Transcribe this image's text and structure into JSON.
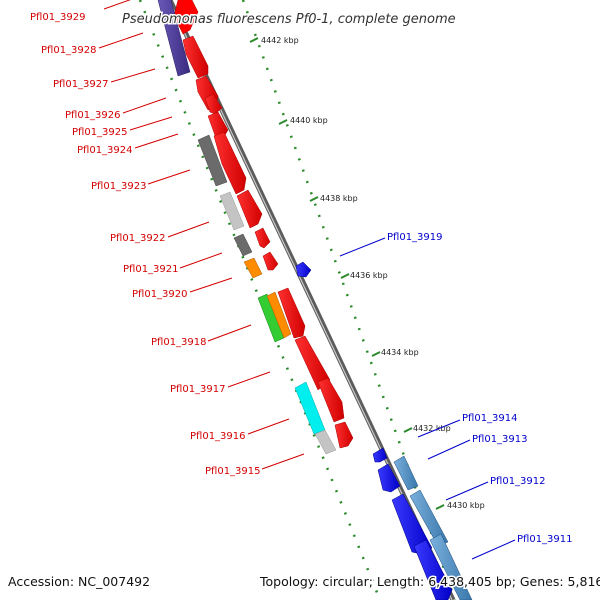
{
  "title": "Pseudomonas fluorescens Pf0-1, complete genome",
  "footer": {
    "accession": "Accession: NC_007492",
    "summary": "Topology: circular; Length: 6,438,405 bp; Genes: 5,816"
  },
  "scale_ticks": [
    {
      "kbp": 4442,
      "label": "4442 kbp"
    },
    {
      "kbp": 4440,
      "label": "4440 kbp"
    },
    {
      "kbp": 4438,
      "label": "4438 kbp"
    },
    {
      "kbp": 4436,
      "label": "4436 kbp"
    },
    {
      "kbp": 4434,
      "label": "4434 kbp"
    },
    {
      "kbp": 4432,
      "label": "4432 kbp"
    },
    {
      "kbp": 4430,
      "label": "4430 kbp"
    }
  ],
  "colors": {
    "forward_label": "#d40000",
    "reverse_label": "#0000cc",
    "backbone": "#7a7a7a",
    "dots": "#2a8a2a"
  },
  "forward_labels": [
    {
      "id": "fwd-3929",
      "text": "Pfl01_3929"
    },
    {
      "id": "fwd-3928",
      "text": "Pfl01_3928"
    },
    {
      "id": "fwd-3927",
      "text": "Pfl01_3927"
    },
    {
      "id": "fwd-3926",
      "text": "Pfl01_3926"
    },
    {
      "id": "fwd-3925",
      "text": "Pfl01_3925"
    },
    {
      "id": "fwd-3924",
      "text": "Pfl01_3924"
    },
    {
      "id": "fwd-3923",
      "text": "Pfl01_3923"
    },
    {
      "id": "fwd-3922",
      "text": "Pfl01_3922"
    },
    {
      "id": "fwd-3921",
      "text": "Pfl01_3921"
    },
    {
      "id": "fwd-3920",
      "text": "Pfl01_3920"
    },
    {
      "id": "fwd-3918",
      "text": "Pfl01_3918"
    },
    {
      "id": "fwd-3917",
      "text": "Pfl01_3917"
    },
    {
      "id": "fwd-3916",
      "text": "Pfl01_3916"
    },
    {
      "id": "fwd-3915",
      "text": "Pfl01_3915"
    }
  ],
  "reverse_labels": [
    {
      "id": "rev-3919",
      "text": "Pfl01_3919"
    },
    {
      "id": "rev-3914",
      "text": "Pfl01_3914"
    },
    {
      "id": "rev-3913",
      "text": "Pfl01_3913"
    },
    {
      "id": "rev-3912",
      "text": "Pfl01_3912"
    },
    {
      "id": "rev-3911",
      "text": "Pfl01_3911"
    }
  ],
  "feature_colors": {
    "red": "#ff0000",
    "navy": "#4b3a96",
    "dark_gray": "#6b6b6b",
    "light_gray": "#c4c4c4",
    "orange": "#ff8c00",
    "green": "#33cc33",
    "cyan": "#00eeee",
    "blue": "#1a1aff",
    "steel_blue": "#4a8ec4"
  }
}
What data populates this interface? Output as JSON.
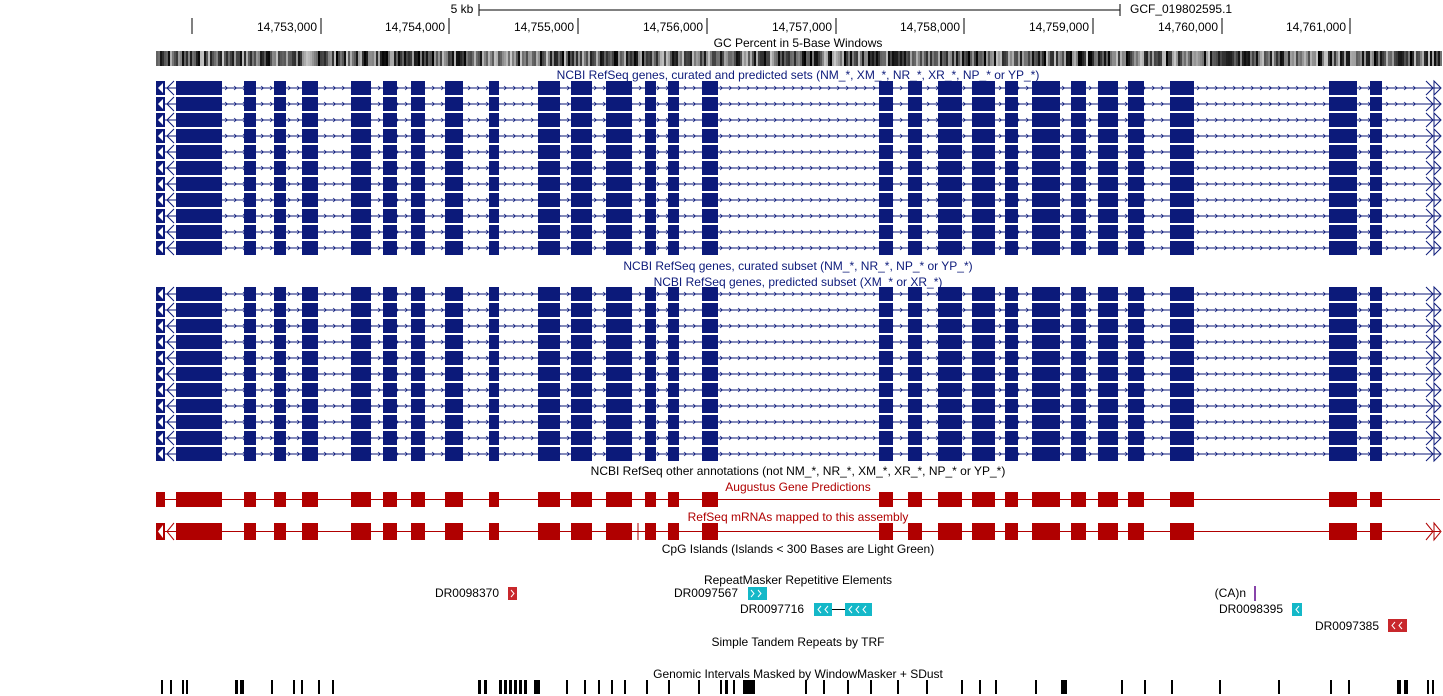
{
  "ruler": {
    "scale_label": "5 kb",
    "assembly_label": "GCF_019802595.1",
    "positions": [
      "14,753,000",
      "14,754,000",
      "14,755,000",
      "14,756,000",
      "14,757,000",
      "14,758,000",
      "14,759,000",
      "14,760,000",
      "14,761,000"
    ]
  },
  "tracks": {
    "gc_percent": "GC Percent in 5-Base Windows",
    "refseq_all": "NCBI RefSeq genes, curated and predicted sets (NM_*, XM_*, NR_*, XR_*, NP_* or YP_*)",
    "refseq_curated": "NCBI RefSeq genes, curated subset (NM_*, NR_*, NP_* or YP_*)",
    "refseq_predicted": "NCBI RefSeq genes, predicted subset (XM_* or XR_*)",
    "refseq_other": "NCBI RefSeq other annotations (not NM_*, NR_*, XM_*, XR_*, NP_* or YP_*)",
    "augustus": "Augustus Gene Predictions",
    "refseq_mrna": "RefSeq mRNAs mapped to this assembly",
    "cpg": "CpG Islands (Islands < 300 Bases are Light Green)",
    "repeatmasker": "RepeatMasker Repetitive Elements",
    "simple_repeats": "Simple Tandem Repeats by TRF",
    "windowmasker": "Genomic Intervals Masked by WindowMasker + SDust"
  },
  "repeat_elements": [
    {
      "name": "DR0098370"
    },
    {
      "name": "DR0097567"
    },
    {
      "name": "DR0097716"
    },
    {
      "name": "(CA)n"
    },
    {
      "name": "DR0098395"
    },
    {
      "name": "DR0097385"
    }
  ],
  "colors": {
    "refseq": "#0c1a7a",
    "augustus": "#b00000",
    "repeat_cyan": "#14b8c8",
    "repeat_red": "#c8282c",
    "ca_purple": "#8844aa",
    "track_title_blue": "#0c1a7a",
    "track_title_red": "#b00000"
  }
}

* * *

#### [REQUIREMENT]
Reply with nothing but a number: how many lines of the entries above contain the string "JSON"?

#### [YOUR RESPONSE]
2